--- start ---

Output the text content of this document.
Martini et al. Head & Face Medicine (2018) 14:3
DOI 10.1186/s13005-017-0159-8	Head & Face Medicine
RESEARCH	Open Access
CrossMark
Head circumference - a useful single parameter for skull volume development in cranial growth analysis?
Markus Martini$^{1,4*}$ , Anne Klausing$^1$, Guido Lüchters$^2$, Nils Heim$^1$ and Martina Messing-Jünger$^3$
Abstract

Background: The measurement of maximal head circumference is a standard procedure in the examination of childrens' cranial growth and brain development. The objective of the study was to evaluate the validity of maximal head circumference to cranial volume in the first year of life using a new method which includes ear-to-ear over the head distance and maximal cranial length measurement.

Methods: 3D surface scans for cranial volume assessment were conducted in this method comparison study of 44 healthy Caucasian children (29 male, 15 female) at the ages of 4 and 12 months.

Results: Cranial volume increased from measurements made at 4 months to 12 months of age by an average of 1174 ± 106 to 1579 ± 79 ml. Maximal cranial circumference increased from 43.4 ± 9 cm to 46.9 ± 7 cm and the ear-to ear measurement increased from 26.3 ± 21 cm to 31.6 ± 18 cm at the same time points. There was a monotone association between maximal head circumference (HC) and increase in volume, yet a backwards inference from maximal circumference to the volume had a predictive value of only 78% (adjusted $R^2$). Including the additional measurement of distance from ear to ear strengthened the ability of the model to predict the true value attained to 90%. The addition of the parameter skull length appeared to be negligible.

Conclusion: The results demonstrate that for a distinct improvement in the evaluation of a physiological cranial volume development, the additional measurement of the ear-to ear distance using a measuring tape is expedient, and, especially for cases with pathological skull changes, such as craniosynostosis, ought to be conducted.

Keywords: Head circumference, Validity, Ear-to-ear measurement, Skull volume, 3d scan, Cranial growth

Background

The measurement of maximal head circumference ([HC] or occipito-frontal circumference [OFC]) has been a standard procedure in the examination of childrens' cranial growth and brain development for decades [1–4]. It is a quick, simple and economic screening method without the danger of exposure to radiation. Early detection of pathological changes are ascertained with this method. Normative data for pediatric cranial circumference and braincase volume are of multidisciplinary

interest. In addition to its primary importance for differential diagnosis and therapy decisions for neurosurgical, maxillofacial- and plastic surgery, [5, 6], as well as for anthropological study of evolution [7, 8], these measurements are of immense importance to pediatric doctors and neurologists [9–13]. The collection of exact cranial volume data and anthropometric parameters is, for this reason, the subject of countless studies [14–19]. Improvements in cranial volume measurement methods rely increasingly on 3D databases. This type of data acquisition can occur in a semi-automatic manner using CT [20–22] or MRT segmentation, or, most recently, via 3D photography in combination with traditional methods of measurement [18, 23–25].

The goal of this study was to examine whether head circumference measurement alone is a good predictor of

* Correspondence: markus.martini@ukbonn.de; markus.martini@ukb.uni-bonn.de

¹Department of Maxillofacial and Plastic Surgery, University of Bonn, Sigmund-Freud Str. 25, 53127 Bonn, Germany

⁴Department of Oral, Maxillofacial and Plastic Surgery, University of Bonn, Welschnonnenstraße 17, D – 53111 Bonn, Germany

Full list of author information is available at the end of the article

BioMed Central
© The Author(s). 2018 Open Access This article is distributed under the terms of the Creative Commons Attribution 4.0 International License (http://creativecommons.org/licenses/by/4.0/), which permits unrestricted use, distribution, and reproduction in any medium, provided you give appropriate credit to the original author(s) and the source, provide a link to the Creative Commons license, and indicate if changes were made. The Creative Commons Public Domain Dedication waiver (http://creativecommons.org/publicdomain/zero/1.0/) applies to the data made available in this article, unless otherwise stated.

--- end ---

## [TASK STATEMENT]
Search the lines above for the string "were" and copy each line that has it.

## [PROBLEM SOLUTION]
Methods: 3D surface scans for cranial volume assessment were conducted in this method comparison study of 44 healthy Caucasian children (29 male, 15 female) at the ages of 4 and 12 months.
© The Author(s). 2018 Open Access This article is distributed under the terms of the Creative Commons Attribution 4.0 International License (http://creativecommons.org/licenses/by/4.0/), which permits unrestricted use, distribution, and reproduction in any medium, provided you give appropriate credit to the original author(s) and the source, provide a link to the Creative Commons license, and indicate if changes were made. The Creative Commons Public Domain Dedication waiver (http://creativecommons.org/publicdomain/zero/1.0/) applies to the data made available in this article, unless otherwise stated.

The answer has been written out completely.